◆ Exercise ◆
Without including any pictures, copy each entry below exactly.

◆ Excerpted records ◆
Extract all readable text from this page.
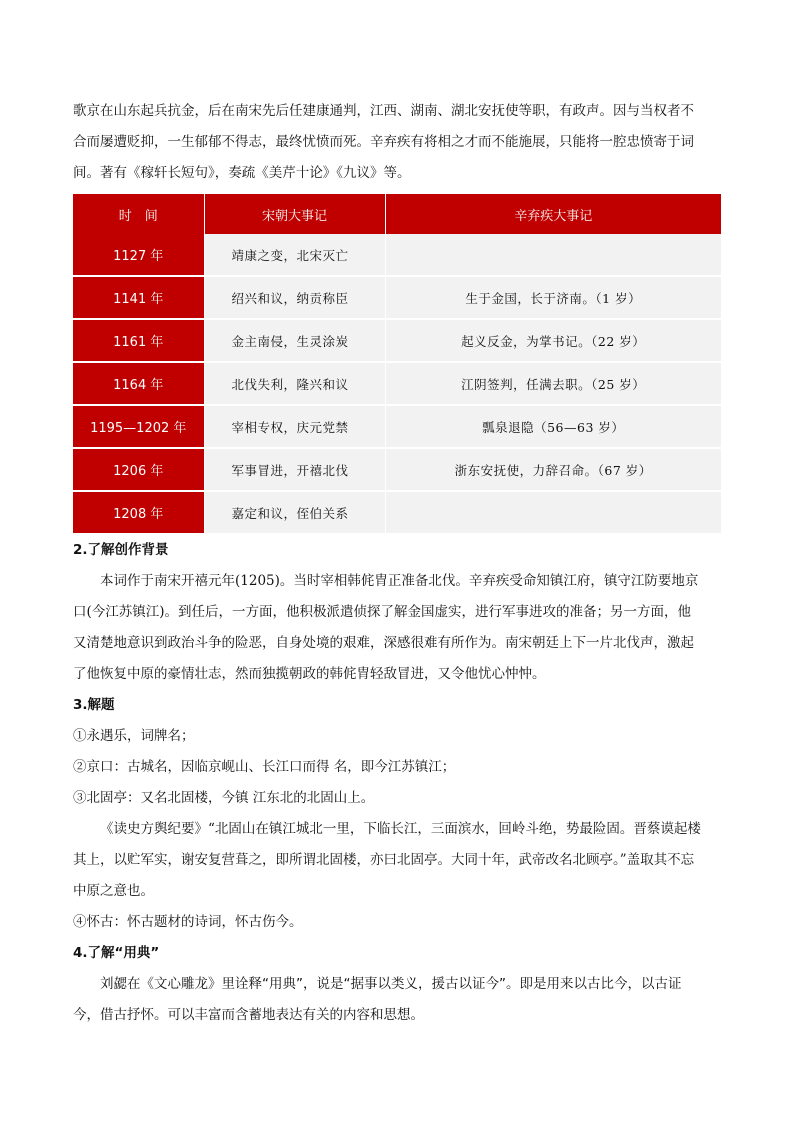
歌京在山东起兵抗金，后在南宋先后任建康通判，江西、湖南、湖北安抚使等职，有政声。因与当权者不

合而屡遭贬抑，一生郁郁不得志，最终忧愤而死。辛弃疾有将相之才而不能施展，只能将一腔忠愤寄于词

间。著有《稼轩长短句》，奏疏《美芹十论》《九议》等。

时　间	宋朝大事记	辛弃疾大事记
1127 年	靖康之变，北宋灭亡	
1141 年	绍兴和议，纳贡称臣	生于金国，长于济南。（1 岁）
1161 年	金主南侵，生灵涂炭	起义反金，为掌书记。（22 岁）
1164 年	北伐失利，隆兴和议	江阴签判，任满去职。（25 岁）
1195—1202 年	宰相专权，庆元党禁	瓢泉退隐（56—63 岁）
1206 年	军事冒进，开禧北伐	浙东安抚使，力辞召命。（67 岁）
1208 年	嘉定和议，侄伯关系	

2.了解创作背景

本词作于南宋开禧元年(1205)。当时宰相韩侂胄正准备北伐。辛弃疾受命知镇江府，镇守江防要地京

口(今江苏镇江)。到任后，一方面，他积极派遣侦探了解金国虚实，进行军事进攻的准备；另一方面，他

又清楚地意识到政治斗争的险恶，自身处境的艰难，深感很难有所作为。南宋朝廷上下一片北伐声，激起

了他恢复中原的豪情壮志，然而独揽朝政的韩侂胄轻敌冒进，又令他忧心忡忡。

3.解题

①永遇乐，词牌名；

②京口：古城名，因临京岘山、长江口而得 名，即今江苏镇江；

③北固亭：又名北固楼，今镇 江东北的北固山上。

《读史方舆纪要》“北固山在镇江城北一里，下临长江，三面滨水，回岭斗绝，势最险固。晋蔡谟起楼

其上，以贮军实，谢安复营葺之，即所谓北固楼，亦曰北固亭。大同十年，武帝改名北顾亭。”盖取其不忘

中原之意也。

④怀古：怀古题材的诗词，怀古伤今。

4.了解“用典”

刘勰在《文心雕龙》里诠释“用典”，说是“据事以类义，援古以证今”。即是用来以古比今，以古证

今，借古抒怀。可以丰富而含蓄地表达有关的内容和思想。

◆ Answer in full ◆
Extract all readable text from this page.
歌京在山东起兵抗金，后在南宋先后任建康通判，江西、湖南、湖北安抚使等职，有政声。因与当权者不

合而屡遭贬抑，一生郁郁不得志，最终忧愤而死。辛弃疾有将相之才而不能施展，只能将一腔忠愤寄于词

间。著有《稼轩长短句》，奏疏《美芹十论》《九议》等。

时　间	宋朝大事记	辛弃疾大事记
1127 年	靖康之变，北宋灭亡	
1141 年	绍兴和议，纳贡称臣	生于金国，长于济南。（1 岁）
1161 年	金主南侵，生灵涂炭	起义反金，为掌书记。（22 岁）
1164 年	北伐失利，隆兴和议	江阴签判，任满去职。（25 岁）
1195—1202 年	宰相专权，庆元党禁	瓢泉退隐（56—63 岁）
1206 年	军事冒进，开禧北伐	浙东安抚使，力辞召命。（67 岁）
1208 年	嘉定和议，侄伯关系	

2.了解创作背景

本词作于南宋开禧元年(1205)。当时宰相韩侂胄正准备北伐。辛弃疾受命知镇江府，镇守江防要地京

口(今江苏镇江)。到任后，一方面，他积极派遣侦探了解金国虚实，进行军事进攻的准备；另一方面，他

又清楚地意识到政治斗争的险恶，自身处境的艰难，深感很难有所作为。南宋朝廷上下一片北伐声，激起

了他恢复中原的豪情壮志，然而独揽朝政的韩侂胄轻敌冒进，又令他忧心忡忡。

3.解题

①永遇乐，词牌名；

②京口：古城名，因临京岘山、长江口而得 名，即今江苏镇江；

③北固亭：又名北固楼，今镇 江东北的北固山上。

《读史方舆纪要》“北固山在镇江城北一里，下临长江，三面滨水，回岭斗绝，势最险固。晋蔡谟起楼

其上，以贮军实，谢安复营葺之，即所谓北固楼，亦曰北固亭。大同十年，武帝改名北顾亭。”盖取其不忘

中原之意也。

④怀古：怀古题材的诗词，怀古伤今。

4.了解“用典”

刘勰在《文心雕龙》里诠释“用典”，说是“据事以类义，援古以证今”。即是用来以古比今，以古证

今，借古抒怀。可以丰富而含蓄地表达有关的内容和思想。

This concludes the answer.